## Objective
Can you output the records below exactly as they are written?

-- Begin Rows --

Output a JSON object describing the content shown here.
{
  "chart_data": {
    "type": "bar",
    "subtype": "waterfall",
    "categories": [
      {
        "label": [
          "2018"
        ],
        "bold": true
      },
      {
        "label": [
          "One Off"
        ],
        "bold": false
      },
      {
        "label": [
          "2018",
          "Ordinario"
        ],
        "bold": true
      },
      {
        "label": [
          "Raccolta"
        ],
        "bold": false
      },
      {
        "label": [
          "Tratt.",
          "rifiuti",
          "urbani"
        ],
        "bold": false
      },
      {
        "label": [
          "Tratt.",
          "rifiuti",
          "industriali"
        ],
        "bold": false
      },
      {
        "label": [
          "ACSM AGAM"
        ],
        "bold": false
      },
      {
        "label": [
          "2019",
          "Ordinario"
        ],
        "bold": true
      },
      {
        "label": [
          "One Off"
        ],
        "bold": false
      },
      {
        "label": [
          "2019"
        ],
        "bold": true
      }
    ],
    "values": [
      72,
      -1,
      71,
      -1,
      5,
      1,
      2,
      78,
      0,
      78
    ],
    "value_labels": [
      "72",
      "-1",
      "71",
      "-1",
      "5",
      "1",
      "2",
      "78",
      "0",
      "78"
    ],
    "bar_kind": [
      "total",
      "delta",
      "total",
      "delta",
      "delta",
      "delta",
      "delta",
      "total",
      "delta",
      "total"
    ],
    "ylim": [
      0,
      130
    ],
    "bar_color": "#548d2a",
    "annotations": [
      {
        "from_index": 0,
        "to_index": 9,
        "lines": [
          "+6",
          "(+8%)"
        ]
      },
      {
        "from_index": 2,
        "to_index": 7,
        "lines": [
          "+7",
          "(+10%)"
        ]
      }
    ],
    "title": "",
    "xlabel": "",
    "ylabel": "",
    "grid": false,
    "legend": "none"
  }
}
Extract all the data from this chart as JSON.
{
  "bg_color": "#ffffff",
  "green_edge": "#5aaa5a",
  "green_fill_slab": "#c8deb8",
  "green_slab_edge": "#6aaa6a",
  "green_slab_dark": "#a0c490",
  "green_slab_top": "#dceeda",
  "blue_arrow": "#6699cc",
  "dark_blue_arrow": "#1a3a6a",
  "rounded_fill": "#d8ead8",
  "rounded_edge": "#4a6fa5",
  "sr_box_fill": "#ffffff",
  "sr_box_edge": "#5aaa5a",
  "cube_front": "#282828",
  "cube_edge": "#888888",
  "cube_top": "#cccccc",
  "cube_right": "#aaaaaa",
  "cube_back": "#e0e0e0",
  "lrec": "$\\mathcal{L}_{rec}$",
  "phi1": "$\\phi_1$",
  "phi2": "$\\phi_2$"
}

-- End Rows --

## Worked solution
Output a JSON object describing the content shown here.
{
  "chart_data": {
    "type": "bar",
    "subtype": "waterfall",
    "categories": [
      {
        "label": [
          "2018"
        ],
        "bold": true
      },
      {
        "label": [
          "One Off"
        ],
        "bold": false
      },
      {
        "label": [
          "2018",
          "Ordinario"
        ],
        "bold": true
      },
      {
        "label": [
          "Raccolta"
        ],
        "bold": false
      },
      {
        "label": [
          "Tratt.",
          "rifiuti",
          "urbani"
        ],
        "bold": false
      },
      {
        "label": [
          "Tratt.",
          "rifiuti",
          "industriali"
        ],
        "bold": false
      },
      {
        "label": [
          "ACSM AGAM"
        ],
        "bold": false
      },
      {
        "label": [
          "2019",
          "Ordinario"
        ],
        "bold": true
      },
      {
        "label": [
          "One Off"
        ],
        "bold": false
      },
      {
        "label": [
          "2019"
        ],
        "bold": true
      }
    ],
    "values": [
      72,
      -1,
      71,
      -1,
      5,
      1,
      2,
      78,
      0,
      78
    ],
    "value_labels": [
      "72",
      "-1",
      "71",
      "-1",
      "5",
      "1",
      "2",
      "78",
      "0",
      "78"
    ],
    "bar_kind": [
      "total",
      "delta",
      "total",
      "delta",
      "delta",
      "delta",
      "delta",
      "total",
      "delta",
      "total"
    ],
    "ylim": [
      0,
      130
    ],
    "bar_color": "#548d2a",
    "annotations": [
      {
        "from_index": 0,
        "to_index": 9,
        "lines": [
          "+6",
          "(+8%)"
        ]
      },
      {
        "from_index": 2,
        "to_index": 7,
        "lines": [
          "+7",
          "(+10%)"
        ]
      }
    ],
    "title": "",
    "xlabel": "",
    "ylabel": "",
    "grid": false,
    "legend": "none"
  }
}
Extract all the data from this chart as JSON.
{
  "bg_color": "#ffffff",
  "green_edge": "#5aaa5a",
  "green_fill_slab": "#c8deb8",
  "green_slab_edge": "#6aaa6a",
  "green_slab_dark": "#a0c490",
  "green_slab_top": "#dceeda",
  "blue_arrow": "#6699cc",
  "dark_blue_arrow": "#1a3a6a",
  "rounded_fill": "#d8ead8",
  "rounded_edge": "#4a6fa5",
  "sr_box_fill": "#ffffff",
  "sr_box_edge": "#5aaa5a",
  "cube_front": "#282828",
  "cube_edge": "#888888",
  "cube_top": "#cccccc",
  "cube_right": "#aaaaaa",
  "cube_back": "#e0e0e0",
  "lrec": "$\\mathcal{L}_{rec}$",
  "phi1": "$\\phi_1$",
  "phi2": "$\\phi_2$"
}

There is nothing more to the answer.